··· Records shown ···

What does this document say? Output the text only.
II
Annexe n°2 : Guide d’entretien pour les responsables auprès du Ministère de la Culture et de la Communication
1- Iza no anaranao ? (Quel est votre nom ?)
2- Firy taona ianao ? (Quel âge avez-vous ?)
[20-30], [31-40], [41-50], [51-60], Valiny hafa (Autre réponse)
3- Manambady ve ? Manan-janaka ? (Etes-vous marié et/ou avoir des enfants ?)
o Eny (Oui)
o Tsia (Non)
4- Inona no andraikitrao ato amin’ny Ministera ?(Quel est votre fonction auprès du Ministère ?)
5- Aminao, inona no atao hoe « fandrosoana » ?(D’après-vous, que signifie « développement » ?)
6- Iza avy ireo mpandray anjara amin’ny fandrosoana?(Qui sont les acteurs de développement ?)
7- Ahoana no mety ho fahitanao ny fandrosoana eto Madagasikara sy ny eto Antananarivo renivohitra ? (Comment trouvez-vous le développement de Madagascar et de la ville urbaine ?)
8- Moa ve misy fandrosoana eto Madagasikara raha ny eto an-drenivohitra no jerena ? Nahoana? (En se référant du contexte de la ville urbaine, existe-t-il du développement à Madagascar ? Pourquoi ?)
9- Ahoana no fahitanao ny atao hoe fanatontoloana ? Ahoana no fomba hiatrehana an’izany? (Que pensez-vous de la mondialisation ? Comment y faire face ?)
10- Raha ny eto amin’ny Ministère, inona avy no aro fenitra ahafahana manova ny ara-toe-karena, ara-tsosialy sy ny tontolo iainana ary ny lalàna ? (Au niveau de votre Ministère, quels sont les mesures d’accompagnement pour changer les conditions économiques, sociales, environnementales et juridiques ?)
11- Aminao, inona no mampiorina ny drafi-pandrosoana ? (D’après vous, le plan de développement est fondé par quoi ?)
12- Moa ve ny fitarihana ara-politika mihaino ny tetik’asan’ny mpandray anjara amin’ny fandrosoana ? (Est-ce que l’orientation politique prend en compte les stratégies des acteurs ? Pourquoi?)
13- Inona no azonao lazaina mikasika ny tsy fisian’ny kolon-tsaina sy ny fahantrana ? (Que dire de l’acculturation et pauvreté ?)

···

> _Exercise_
Copy every record above exactly as it appears.

> _Expected answer_
What does this document say? Output the text only.
II
Annexe n°2 : Guide d’entretien pour les responsables auprès du Ministère de la Culture et de la Communication
1- Iza no anaranao ? (Quel est votre nom ?)
2- Firy taona ianao ? (Quel âge avez-vous ?)
[20-30], [31-40], [41-50], [51-60], Valiny hafa (Autre réponse)
3- Manambady ve ? Manan-janaka ? (Etes-vous marié et/ou avoir des enfants ?)
o Eny (Oui)
o Tsia (Non)
4- Inona no andraikitrao ato amin’ny Ministera ?(Quel est votre fonction auprès du Ministère ?)
5- Aminao, inona no atao hoe « fandrosoana » ?(D’après-vous, que signifie « développement » ?)
6- Iza avy ireo mpandray anjara amin’ny fandrosoana?(Qui sont les acteurs de développement ?)
7- Ahoana no mety ho fahitanao ny fandrosoana eto Madagasikara sy ny eto Antananarivo renivohitra ? (Comment trouvez-vous le développement de Madagascar et de la ville urbaine ?)
8- Moa ve misy fandrosoana eto Madagasikara raha ny eto an-drenivohitra no jerena ? Nahoana? (En se référant du contexte de la ville urbaine, existe-t-il du développement à Madagascar ? Pourquoi ?)
9- Ahoana no fahitanao ny atao hoe fanatontoloana ? Ahoana no fomba hiatrehana an’izany? (Que pensez-vous de la mondialisation ? Comment y faire face ?)
10- Raha ny eto amin’ny Ministère, inona avy no aro fenitra ahafahana manova ny ara-toe-karena, ara-tsosialy sy ny tontolo iainana ary ny lalàna ? (Au niveau de votre Ministère, quels sont les mesures d’accompagnement pour changer les conditions économiques, sociales, environnementales et juridiques ?)
11- Aminao, inona no mampiorina ny drafi-pandrosoana ? (D’après vous, le plan de développement est fondé par quoi ?)
12- Moa ve ny fitarihana ara-politika mihaino ny tetik’asan’ny mpandray anjara amin’ny fandrosoana ? (Est-ce que l’orientation politique prend en compte les stratégies des acteurs ? Pourquoi?)
13- Inona no azonao lazaina mikasika ny tsy fisian’ny kolon-tsaina sy ny fahantrana ? (Que dire de l’acculturation et pauvreté ?)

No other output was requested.